* [What the exercise asks]
Copy out all lines carrying the word "derailleur".

[Material for this exercise start]

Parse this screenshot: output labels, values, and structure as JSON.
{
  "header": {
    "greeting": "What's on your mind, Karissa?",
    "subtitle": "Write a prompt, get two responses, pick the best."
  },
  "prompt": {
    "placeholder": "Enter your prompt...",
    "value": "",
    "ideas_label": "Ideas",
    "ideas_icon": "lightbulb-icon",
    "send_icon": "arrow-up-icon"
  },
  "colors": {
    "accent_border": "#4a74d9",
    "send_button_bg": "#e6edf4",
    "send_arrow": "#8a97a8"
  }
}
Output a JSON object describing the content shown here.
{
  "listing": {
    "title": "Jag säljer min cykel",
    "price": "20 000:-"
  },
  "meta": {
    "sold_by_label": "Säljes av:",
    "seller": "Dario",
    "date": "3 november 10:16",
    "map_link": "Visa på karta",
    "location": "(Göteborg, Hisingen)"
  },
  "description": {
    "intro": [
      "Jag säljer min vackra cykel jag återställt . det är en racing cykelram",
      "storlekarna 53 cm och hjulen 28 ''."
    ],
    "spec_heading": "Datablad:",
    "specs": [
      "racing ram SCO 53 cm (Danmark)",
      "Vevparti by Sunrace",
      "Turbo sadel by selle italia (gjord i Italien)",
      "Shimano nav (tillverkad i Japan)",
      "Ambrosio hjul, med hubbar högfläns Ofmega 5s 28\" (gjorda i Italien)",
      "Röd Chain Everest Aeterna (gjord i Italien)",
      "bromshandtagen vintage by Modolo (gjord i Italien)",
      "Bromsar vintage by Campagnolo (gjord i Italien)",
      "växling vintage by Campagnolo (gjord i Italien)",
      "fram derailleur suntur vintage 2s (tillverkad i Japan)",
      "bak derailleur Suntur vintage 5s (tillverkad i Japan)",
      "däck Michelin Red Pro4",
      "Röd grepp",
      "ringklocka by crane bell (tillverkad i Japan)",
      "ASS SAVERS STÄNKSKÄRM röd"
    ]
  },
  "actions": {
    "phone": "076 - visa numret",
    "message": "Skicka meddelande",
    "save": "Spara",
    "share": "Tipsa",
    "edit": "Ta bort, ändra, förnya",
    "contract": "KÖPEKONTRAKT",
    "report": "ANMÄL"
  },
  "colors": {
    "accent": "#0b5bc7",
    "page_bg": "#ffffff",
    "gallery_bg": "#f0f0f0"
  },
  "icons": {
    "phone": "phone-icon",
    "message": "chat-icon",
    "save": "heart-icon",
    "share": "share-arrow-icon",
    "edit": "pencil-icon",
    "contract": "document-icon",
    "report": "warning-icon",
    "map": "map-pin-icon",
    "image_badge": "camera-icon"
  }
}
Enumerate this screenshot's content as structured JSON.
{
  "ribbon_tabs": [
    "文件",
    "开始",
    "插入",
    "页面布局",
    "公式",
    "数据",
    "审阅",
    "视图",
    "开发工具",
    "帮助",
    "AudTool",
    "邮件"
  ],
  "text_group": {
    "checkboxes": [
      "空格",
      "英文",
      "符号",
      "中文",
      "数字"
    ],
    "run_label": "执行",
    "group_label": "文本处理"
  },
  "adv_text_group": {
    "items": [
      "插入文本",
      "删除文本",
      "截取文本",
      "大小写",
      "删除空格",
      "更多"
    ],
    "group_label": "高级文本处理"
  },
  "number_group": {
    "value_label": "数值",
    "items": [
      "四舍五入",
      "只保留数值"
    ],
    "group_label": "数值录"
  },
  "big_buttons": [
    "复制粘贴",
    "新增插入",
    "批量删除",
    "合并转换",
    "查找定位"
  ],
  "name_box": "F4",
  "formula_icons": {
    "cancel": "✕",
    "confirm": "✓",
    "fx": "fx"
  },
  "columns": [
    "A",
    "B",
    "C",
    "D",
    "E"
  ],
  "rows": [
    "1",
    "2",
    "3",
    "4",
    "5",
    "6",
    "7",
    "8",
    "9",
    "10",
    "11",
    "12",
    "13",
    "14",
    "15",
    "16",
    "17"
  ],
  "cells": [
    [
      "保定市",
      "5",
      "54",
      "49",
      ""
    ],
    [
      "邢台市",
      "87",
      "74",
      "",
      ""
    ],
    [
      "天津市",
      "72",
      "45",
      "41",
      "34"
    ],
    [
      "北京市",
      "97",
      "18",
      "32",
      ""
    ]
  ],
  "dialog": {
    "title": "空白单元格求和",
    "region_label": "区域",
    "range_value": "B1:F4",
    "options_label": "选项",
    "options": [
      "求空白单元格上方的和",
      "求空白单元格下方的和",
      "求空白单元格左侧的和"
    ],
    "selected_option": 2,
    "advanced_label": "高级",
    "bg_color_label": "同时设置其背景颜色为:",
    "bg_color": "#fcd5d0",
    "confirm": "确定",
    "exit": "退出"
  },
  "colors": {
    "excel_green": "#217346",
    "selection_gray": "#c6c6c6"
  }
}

[Material for this exercise end]

* [Completed task]
      "fram derailleur suntur vintage 2s (tillverkad i Japan)",
      "bak derailleur Suntur vintage 5s (tillverkad i Japan)",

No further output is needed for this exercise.